[Collection entries]

————

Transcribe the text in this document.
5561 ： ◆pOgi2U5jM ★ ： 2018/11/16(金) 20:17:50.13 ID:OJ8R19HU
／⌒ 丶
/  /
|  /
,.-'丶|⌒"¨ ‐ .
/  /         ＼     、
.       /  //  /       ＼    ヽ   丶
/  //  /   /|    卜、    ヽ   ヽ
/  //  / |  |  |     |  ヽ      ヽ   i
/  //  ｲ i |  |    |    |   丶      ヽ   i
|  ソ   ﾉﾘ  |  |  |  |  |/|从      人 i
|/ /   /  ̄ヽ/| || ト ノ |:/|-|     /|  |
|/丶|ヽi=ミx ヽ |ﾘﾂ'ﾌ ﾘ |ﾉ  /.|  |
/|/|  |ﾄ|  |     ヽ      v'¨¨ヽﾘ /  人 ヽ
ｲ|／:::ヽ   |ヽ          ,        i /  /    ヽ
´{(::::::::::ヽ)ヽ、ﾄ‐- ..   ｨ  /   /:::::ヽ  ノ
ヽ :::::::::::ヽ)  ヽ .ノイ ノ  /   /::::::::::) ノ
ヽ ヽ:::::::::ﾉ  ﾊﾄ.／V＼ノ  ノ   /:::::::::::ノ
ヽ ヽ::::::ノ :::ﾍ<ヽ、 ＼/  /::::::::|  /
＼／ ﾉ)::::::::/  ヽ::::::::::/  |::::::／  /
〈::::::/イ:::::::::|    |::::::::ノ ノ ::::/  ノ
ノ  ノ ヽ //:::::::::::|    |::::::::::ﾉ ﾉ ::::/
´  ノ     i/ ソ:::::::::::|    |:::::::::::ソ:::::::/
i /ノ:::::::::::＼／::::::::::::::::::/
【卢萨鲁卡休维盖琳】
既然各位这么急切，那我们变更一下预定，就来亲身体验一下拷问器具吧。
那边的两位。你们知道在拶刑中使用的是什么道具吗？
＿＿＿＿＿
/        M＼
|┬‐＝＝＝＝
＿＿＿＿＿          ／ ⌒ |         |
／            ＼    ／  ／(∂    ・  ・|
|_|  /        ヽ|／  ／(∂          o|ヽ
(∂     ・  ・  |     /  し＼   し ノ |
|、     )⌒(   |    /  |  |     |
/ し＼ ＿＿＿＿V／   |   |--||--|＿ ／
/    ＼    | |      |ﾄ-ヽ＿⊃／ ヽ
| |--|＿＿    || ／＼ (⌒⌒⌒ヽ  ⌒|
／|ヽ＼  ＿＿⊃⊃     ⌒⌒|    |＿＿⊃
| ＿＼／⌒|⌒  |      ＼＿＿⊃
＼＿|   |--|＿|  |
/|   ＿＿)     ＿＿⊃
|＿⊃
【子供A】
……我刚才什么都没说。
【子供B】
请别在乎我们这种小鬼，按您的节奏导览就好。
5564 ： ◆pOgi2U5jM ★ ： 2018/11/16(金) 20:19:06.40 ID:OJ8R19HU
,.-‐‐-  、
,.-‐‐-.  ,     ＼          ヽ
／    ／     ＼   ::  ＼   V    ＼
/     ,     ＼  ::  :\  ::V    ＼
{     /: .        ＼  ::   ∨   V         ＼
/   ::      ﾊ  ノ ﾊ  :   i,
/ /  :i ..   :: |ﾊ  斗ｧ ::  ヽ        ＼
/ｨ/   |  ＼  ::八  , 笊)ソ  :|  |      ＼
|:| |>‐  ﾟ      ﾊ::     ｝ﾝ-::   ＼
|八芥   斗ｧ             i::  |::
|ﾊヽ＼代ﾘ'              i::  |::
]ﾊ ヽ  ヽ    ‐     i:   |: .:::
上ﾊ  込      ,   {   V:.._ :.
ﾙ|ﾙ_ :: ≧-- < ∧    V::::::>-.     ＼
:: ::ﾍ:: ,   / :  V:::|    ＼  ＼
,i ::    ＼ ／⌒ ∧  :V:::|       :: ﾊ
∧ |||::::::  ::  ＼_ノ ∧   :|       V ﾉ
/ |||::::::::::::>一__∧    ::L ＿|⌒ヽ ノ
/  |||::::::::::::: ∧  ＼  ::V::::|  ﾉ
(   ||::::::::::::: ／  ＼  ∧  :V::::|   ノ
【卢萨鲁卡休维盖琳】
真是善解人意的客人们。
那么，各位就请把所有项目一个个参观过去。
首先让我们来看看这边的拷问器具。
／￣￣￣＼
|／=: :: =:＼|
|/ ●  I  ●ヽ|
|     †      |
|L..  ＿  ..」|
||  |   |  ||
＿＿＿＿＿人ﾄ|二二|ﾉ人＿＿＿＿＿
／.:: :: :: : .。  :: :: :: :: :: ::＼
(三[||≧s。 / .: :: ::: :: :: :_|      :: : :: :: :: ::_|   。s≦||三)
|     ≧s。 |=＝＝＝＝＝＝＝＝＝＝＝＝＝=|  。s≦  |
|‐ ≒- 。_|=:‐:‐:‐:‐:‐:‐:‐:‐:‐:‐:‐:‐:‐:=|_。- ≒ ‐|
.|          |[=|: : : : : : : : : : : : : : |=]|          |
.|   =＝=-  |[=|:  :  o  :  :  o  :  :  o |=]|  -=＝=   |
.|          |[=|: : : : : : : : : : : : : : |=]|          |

————

* _WHAT NEEDS TO BE DONE_: Repeat each of the entries above precisely as given.

* _WRITTEN ANSWER_:
Transcribe the text in this document.
5561 ： ◆pOgi2U5jM ★ ： 2018/11/16(金) 20:17:50.13 ID:OJ8R19HU
／⌒ 丶
/  /
|  /
,.-'丶|⌒"¨ ‐ .
/  /         ＼     、
.       /  //  /       ＼    ヽ   丶
/  //  /   /|    卜、    ヽ   ヽ
/  //  / |  |  |     |  ヽ      ヽ   i
/  //  ｲ i |  |    |    |   丶      ヽ   i
|  ソ   ﾉﾘ  |  |  |  |  |/|从      人 i
|/ /   /  ̄ヽ/| || ト ノ |:/|-|     /|  |
|/丶|ヽi=ミx ヽ |ﾘﾂ'ﾌ ﾘ |ﾉ  /.|  |
/|/|  |ﾄ|  |     ヽ      v'¨¨ヽﾘ /  人 ヽ
ｲ|／:::ヽ   |ヽ          ,        i /  /    ヽ
´{(::::::::::ヽ)ヽ、ﾄ‐- ..   ｨ  /   /:::::ヽ  ノ
ヽ :::::::::::ヽ)  ヽ .ノイ ノ  /   /::::::::::) ノ
ヽ ヽ:::::::::ﾉ  ﾊﾄ.／V＼ノ  ノ   /:::::::::::ノ
ヽ ヽ::::::ノ :::ﾍ<ヽ、 ＼/  /::::::::|  /
＼／ ﾉ)::::::::/  ヽ::::::::::/  |::::::／  /
〈::::::/イ:::::::::|    |::::::::ノ ノ ::::/  ノ
ノ  ノ ヽ //:::::::::::|    |::::::::::ﾉ ﾉ ::::/
´  ノ     i/ ソ:::::::::::|    |:::::::::::ソ:::::::/
i /ノ:::::::::::＼／::::::::::::::::::/
【卢萨鲁卡休维盖琳】
既然各位这么急切，那我们变更一下预定，就来亲身体验一下拷问器具吧。
那边的两位。你们知道在拶刑中使用的是什么道具吗？
＿＿＿＿＿
/        M＼
|┬‐＝＝＝＝
＿＿＿＿＿          ／ ⌒ |         |
／            ＼    ／  ／(∂    ・  ・|
|_|  /        ヽ|／  ／(∂          o|ヽ
(∂     ・  ・  |     /  し＼   し ノ |
|、     )⌒(   |    /  |  |     |
/ し＼ ＿＿＿＿V／   |   |--||--|＿ ／
/    ＼    | |      |ﾄ-ヽ＿⊃／ ヽ
| |--|＿＿    || ／＼ (⌒⌒⌒ヽ  ⌒|
／|ヽ＼  ＿＿⊃⊃     ⌒⌒|    |＿＿⊃
| ＿＼／⌒|⌒  |      ＼＿＿⊃
＼＿|   |--|＿|  |
/|   ＿＿)     ＿＿⊃
|＿⊃
【子供A】
……我刚才什么都没说。
【子供B】
请别在乎我们这种小鬼，按您的节奏导览就好。
5564 ： ◆pOgi2U5jM ★ ： 2018/11/16(金) 20:19:06.40 ID:OJ8R19HU
,.-‐‐-  、
,.-‐‐-.  ,     ＼          ヽ
／    ／     ＼   ::  ＼   V    ＼
/     ,     ＼  ::  :\  ::V    ＼
{     /: .        ＼  ::   ∨   V         ＼
/   ::      ﾊ  ノ ﾊ  :   i,
/ /  :i ..   :: |ﾊ  斗ｧ ::  ヽ        ＼
/ｨ/   |  ＼  ::八  , 笊)ソ  :|  |      ＼
|:| |>‐  ﾟ      ﾊ::     ｝ﾝ-::   ＼
|八芥   斗ｧ             i::  |::
|ﾊヽ＼代ﾘ'              i::  |::
]ﾊ ヽ  ヽ    ‐     i:   |: .:::
上ﾊ  込      ,   {   V:.._ :.
ﾙ|ﾙ_ :: ≧-- < ∧    V::::::>-.     ＼
:: ::ﾍ:: ,   / :  V:::|    ＼  ＼
,i ::    ＼ ／⌒ ∧  :V:::|       :: ﾊ
∧ |||::::::  ::  ＼_ノ ∧   :|       V ﾉ
/ |||::::::::::::>一__∧    ::L ＿|⌒ヽ ノ
/  |||::::::::::::: ∧  ＼  ::V::::|  ﾉ
(   ||::::::::::::: ／  ＼  ∧  :V::::|   ノ
【卢萨鲁卡休维盖琳】
真是善解人意的客人们。
那么，各位就请把所有项目一个个参观过去。
首先让我们来看看这边的拷问器具。
／￣￣￣＼
|／=: :: =:＼|
|/ ●  I  ●ヽ|
|     †      |
|L..  ＿  ..」|
||  |   |  ||
＿＿＿＿＿人ﾄ|二二|ﾉ人＿＿＿＿＿
／.:: :: :: : .。  :: :: :: :: :: ::＼
(三[||≧s。 / .: :: ::: :: :: :_|      :: : :: :: :: ::_|   。s≦||三)
|     ≧s。 |=＝＝＝＝＝＝＝＝＝＝＝＝＝=|  。s≦  |
|‐ ≒- 。_|=:‐:‐:‐:‐:‐:‐:‐:‐:‐:‐:‐:‐:‐:=|_。- ≒ ‐|
.|          |[=|: : : : : : : : : : : : : : |=]|          |
.|   =＝=-  |[=|:  :  o  :  :  o  :  :  o |=]|  -=＝=   |
.|          |[=|: : : : : : : : : : : : : : |=]|          |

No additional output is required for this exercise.